--- BEGIN Given records ---

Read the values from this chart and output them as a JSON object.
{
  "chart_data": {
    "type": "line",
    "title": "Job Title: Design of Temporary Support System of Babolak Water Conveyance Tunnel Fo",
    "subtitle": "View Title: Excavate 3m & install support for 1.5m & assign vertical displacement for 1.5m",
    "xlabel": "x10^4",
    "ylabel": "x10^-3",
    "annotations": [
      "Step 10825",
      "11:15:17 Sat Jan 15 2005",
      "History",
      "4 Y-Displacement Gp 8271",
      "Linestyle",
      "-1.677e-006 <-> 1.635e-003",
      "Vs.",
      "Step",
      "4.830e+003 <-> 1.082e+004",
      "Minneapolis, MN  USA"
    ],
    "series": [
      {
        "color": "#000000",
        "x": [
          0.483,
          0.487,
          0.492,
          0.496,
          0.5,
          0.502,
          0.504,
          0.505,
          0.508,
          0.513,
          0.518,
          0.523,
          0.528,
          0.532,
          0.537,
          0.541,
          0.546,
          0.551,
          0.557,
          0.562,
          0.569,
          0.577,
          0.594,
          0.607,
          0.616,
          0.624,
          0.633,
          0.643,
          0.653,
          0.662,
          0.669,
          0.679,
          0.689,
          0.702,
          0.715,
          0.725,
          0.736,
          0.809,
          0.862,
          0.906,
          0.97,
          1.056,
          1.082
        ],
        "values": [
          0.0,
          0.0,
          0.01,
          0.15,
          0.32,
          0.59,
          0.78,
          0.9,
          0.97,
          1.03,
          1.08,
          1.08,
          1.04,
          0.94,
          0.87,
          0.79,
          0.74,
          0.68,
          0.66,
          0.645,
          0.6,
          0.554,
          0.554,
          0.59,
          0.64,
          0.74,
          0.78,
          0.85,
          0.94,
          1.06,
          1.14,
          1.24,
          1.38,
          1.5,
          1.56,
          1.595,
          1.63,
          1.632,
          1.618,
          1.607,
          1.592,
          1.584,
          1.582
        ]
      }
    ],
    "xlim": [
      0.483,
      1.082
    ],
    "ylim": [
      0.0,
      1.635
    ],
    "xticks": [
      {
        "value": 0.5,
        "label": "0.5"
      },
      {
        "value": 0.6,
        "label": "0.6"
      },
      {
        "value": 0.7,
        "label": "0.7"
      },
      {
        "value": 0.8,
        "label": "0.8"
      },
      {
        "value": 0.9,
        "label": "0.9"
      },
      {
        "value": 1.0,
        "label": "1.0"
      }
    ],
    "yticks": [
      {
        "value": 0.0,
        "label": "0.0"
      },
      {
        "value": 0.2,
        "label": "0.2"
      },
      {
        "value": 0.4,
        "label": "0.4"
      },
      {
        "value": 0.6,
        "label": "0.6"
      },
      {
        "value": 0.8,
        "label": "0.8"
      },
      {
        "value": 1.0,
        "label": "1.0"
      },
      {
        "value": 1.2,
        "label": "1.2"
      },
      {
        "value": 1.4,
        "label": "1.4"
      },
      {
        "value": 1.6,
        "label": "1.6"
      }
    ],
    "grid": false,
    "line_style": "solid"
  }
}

--- END Given records ---

- [Aim] Extract every entry in the listing word for word.

- [Solution to the exercise]
Read the values from this chart and output them as a JSON object.
{
  "chart_data": {
    "type": "line",
    "title": "Job Title: Design of Temporary Support System of Babolak Water Conveyance Tunnel Fo",
    "subtitle": "View Title: Excavate 3m & install support for 1.5m & assign vertical displacement for 1.5m",
    "xlabel": "x10^4",
    "ylabel": "x10^-3",
    "annotations": [
      "Step 10825",
      "11:15:17 Sat Jan 15 2005",
      "History",
      "4 Y-Displacement Gp 8271",
      "Linestyle",
      "-1.677e-006 <-> 1.635e-003",
      "Vs.",
      "Step",
      "4.830e+003 <-> 1.082e+004",
      "Minneapolis, MN  USA"
    ],
    "series": [
      {
        "color": "#000000",
        "x": [
          0.483,
          0.487,
          0.492,
          0.496,
          0.5,
          0.502,
          0.504,
          0.505,
          0.508,
          0.513,
          0.518,
          0.523,
          0.528,
          0.532,
          0.537,
          0.541,
          0.546,
          0.551,
          0.557,
          0.562,
          0.569,
          0.577,
          0.594,
          0.607,
          0.616,
          0.624,
          0.633,
          0.643,
          0.653,
          0.662,
          0.669,
          0.679,
          0.689,
          0.702,
          0.715,
          0.725,
          0.736,
          0.809,
          0.862,
          0.906,
          0.97,
          1.056,
          1.082
        ],
        "values": [
          0.0,
          0.0,
          0.01,
          0.15,
          0.32,
          0.59,
          0.78,
          0.9,
          0.97,
          1.03,
          1.08,
          1.08,
          1.04,
          0.94,
          0.87,
          0.79,
          0.74,
          0.68,
          0.66,
          0.645,
          0.6,
          0.554,
          0.554,
          0.59,
          0.64,
          0.74,
          0.78,
          0.85,
          0.94,
          1.06,
          1.14,
          1.24,
          1.38,
          1.5,
          1.56,
          1.595,
          1.63,
          1.632,
          1.618,
          1.607,
          1.592,
          1.584,
          1.582
        ]
      }
    ],
    "xlim": [
      0.483,
      1.082
    ],
    "ylim": [
      0.0,
      1.635
    ],
    "xticks": [
      {
        "value": 0.5,
        "label": "0.5"
      },
      {
        "value": 0.6,
        "label": "0.6"
      },
      {
        "value": 0.7,
        "label": "0.7"
      },
      {
        "value": 0.8,
        "label": "0.8"
      },
      {
        "value": 0.9,
        "label": "0.9"
      },
      {
        "value": 1.0,
        "label": "1.0"
      }
    ],
    "yticks": [
      {
        "value": 0.0,
        "label": "0.0"
      },
      {
        "value": 0.2,
        "label": "0.2"
      },
      {
        "value": 0.4,
        "label": "0.4"
      },
      {
        "value": 0.6,
        "label": "0.6"
      },
      {
        "value": 0.8,
        "label": "0.8"
      },
      {
        "value": 1.0,
        "label": "1.0"
      },
      {
        "value": 1.2,
        "label": "1.2"
      },
      {
        "value": 1.4,
        "label": "1.4"
      },
      {
        "value": 1.6,
        "label": "1.6"
      }
    ],
    "grid": false,
    "line_style": "solid"
  }
}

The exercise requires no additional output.